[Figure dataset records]

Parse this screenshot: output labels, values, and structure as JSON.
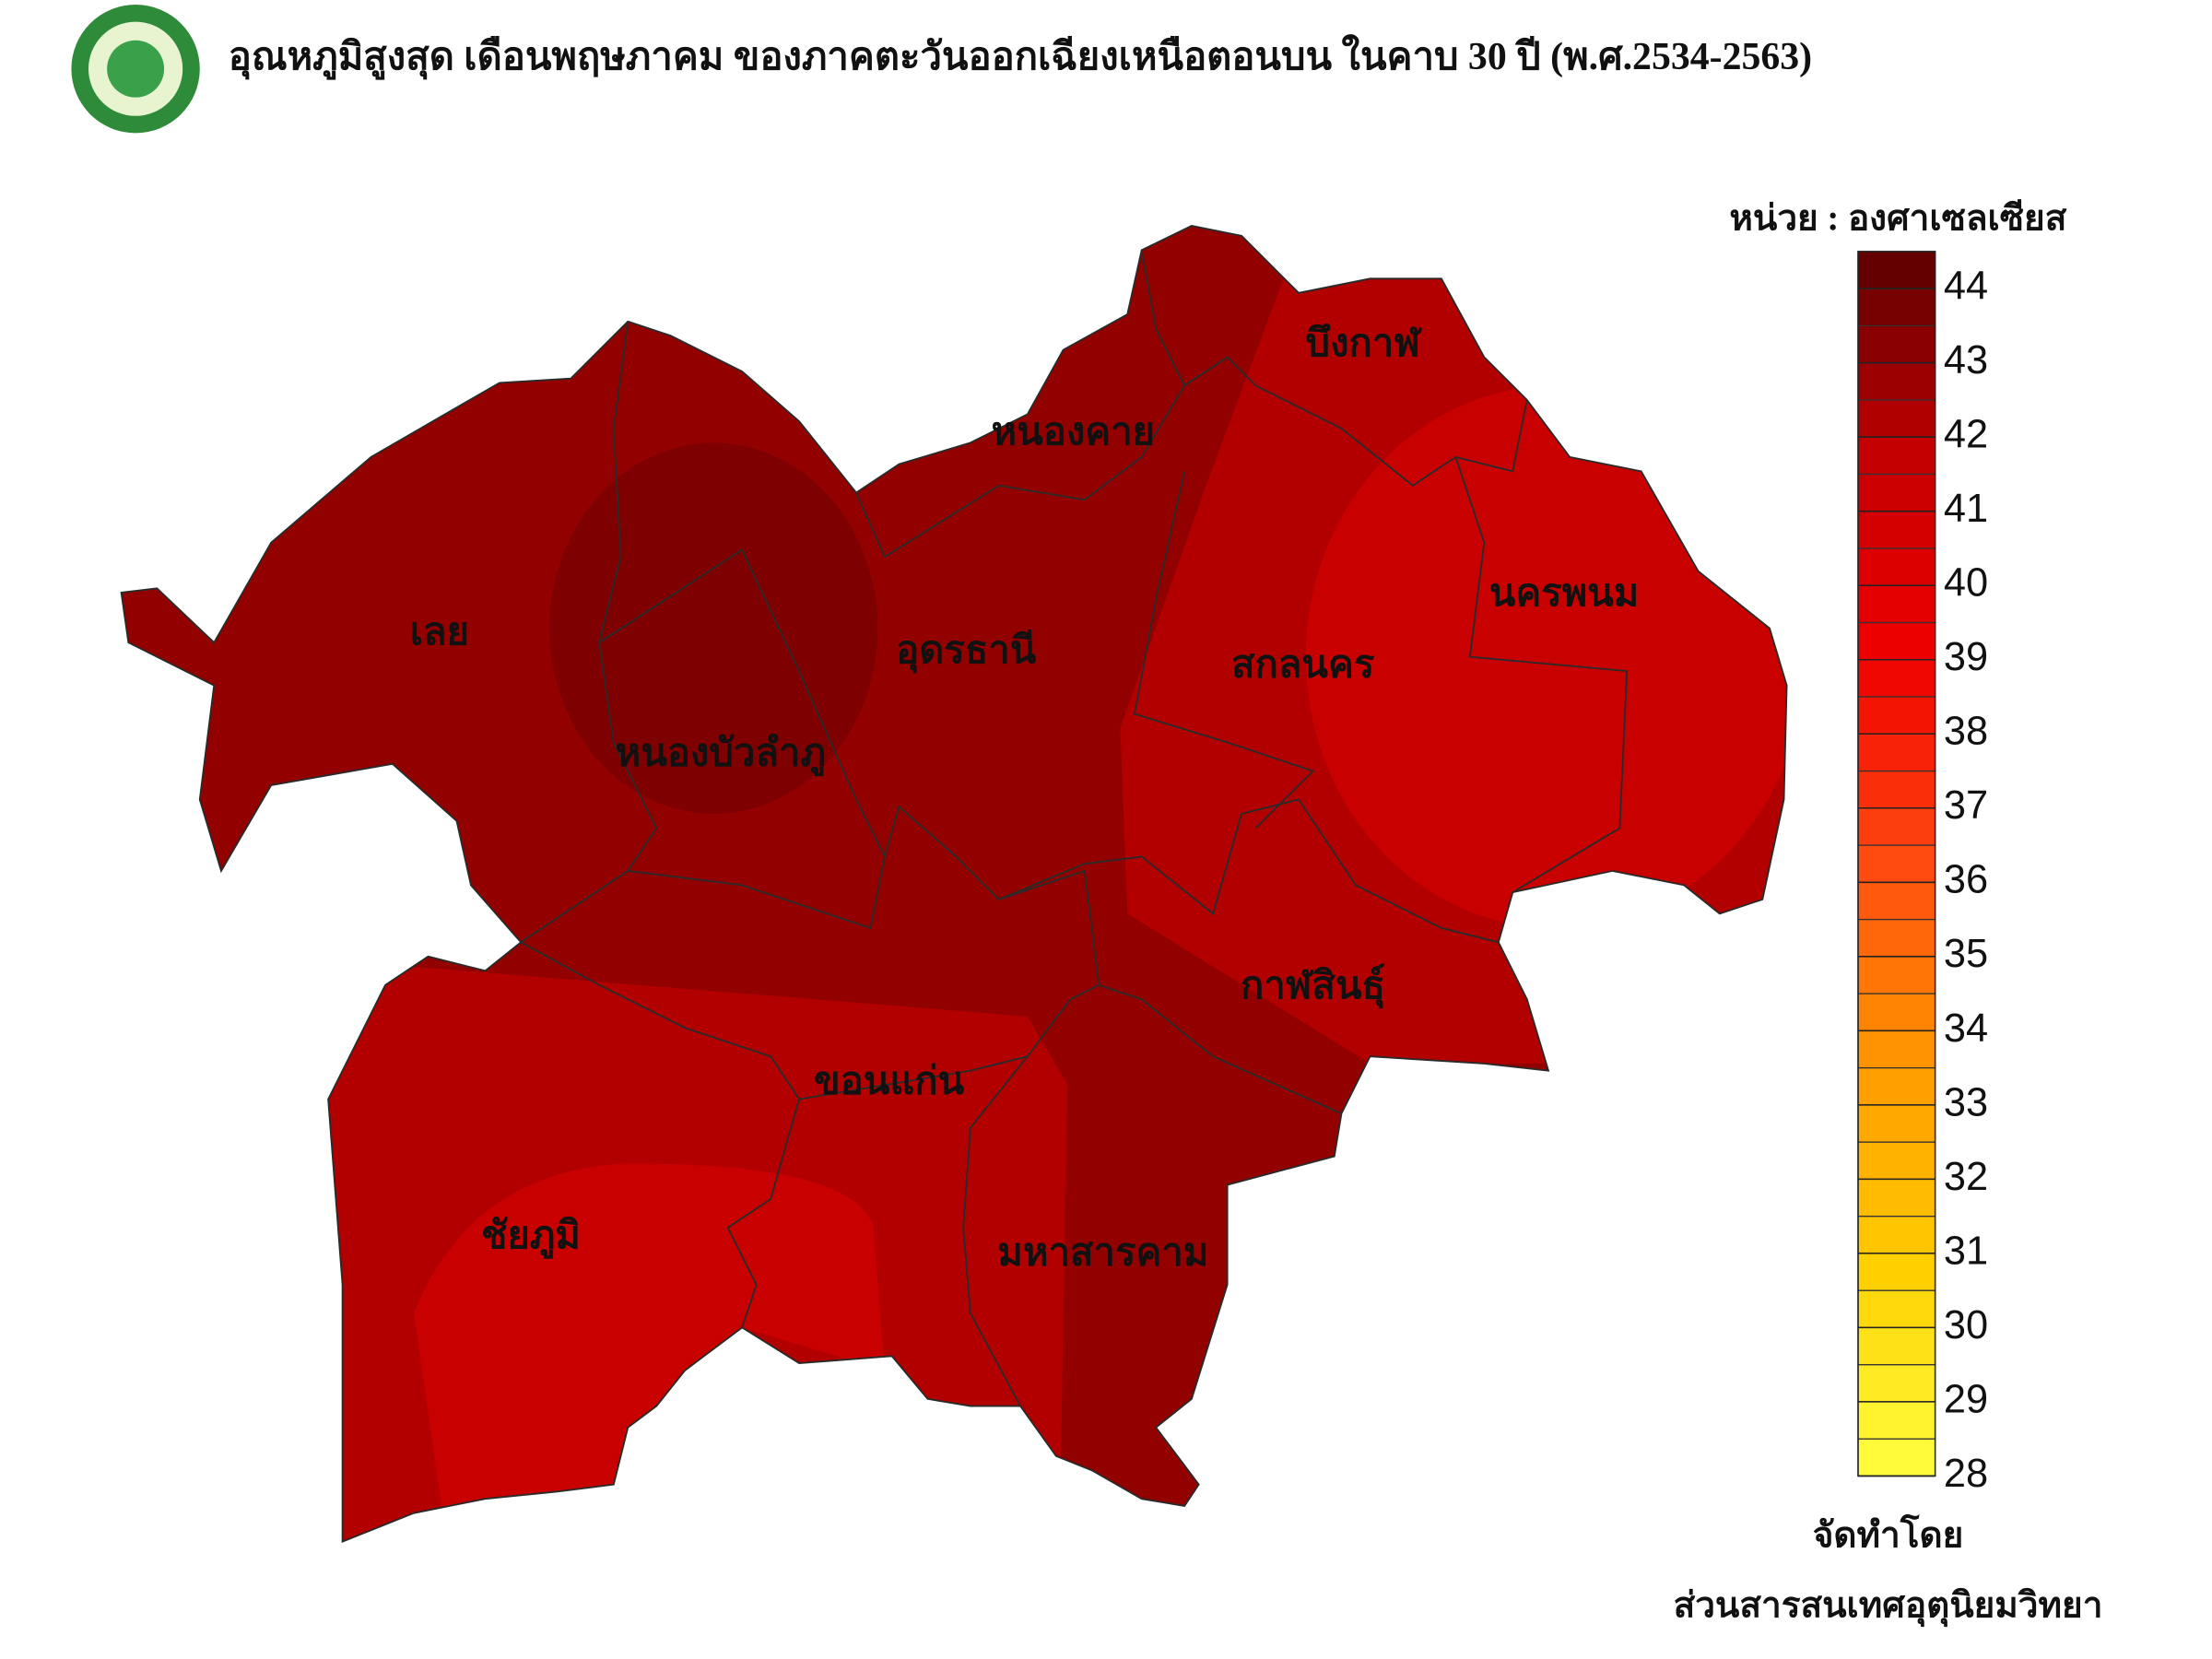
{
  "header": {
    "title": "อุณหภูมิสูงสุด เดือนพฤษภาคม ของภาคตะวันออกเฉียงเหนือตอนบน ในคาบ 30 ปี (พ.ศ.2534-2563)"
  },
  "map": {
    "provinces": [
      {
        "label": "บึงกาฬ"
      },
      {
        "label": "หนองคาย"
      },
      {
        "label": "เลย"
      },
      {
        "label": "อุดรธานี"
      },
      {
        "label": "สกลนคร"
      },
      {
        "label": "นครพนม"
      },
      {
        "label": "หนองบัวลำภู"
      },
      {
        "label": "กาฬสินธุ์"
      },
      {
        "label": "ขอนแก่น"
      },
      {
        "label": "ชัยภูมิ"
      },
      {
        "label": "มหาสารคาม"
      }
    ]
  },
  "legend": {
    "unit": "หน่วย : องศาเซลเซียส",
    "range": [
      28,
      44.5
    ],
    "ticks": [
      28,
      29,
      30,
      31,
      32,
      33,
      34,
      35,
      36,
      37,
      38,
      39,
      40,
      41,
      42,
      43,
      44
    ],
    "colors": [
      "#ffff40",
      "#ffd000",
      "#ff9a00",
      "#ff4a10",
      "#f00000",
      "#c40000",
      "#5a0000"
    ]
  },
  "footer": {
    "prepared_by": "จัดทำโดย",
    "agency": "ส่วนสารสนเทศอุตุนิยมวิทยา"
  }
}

■ **Stated task**
Every record above should be written out again exactly; the pictures stay out of the copy.

■ **The response**
Parse this screenshot: output labels, values, and structure as JSON.
{
  "header": {
    "title": "อุณหภูมิสูงสุด เดือนพฤษภาคม ของภาคตะวันออกเฉียงเหนือตอนบน ในคาบ 30 ปี (พ.ศ.2534-2563)"
  },
  "map": {
    "provinces": [
      {
        "label": "บึงกาฬ"
      },
      {
        "label": "หนองคาย"
      },
      {
        "label": "เลย"
      },
      {
        "label": "อุดรธานี"
      },
      {
        "label": "สกลนคร"
      },
      {
        "label": "นครพนม"
      },
      {
        "label": "หนองบัวลำภู"
      },
      {
        "label": "กาฬสินธุ์"
      },
      {
        "label": "ขอนแก่น"
      },
      {
        "label": "ชัยภูมิ"
      },
      {
        "label": "มหาสารคาม"
      }
    ]
  },
  "legend": {
    "unit": "หน่วย : องศาเซลเซียส",
    "range": [
      28,
      44.5
    ],
    "ticks": [
      28,
      29,
      30,
      31,
      32,
      33,
      34,
      35,
      36,
      37,
      38,
      39,
      40,
      41,
      42,
      43,
      44
    ],
    "colors": [
      "#ffff40",
      "#ffd000",
      "#ff9a00",
      "#ff4a10",
      "#f00000",
      "#c40000",
      "#5a0000"
    ]
  },
  "footer": {
    "prepared_by": "จัดทำโดย",
    "agency": "ส่วนสารสนเทศอุตุนิยมวิทยา"
  }
}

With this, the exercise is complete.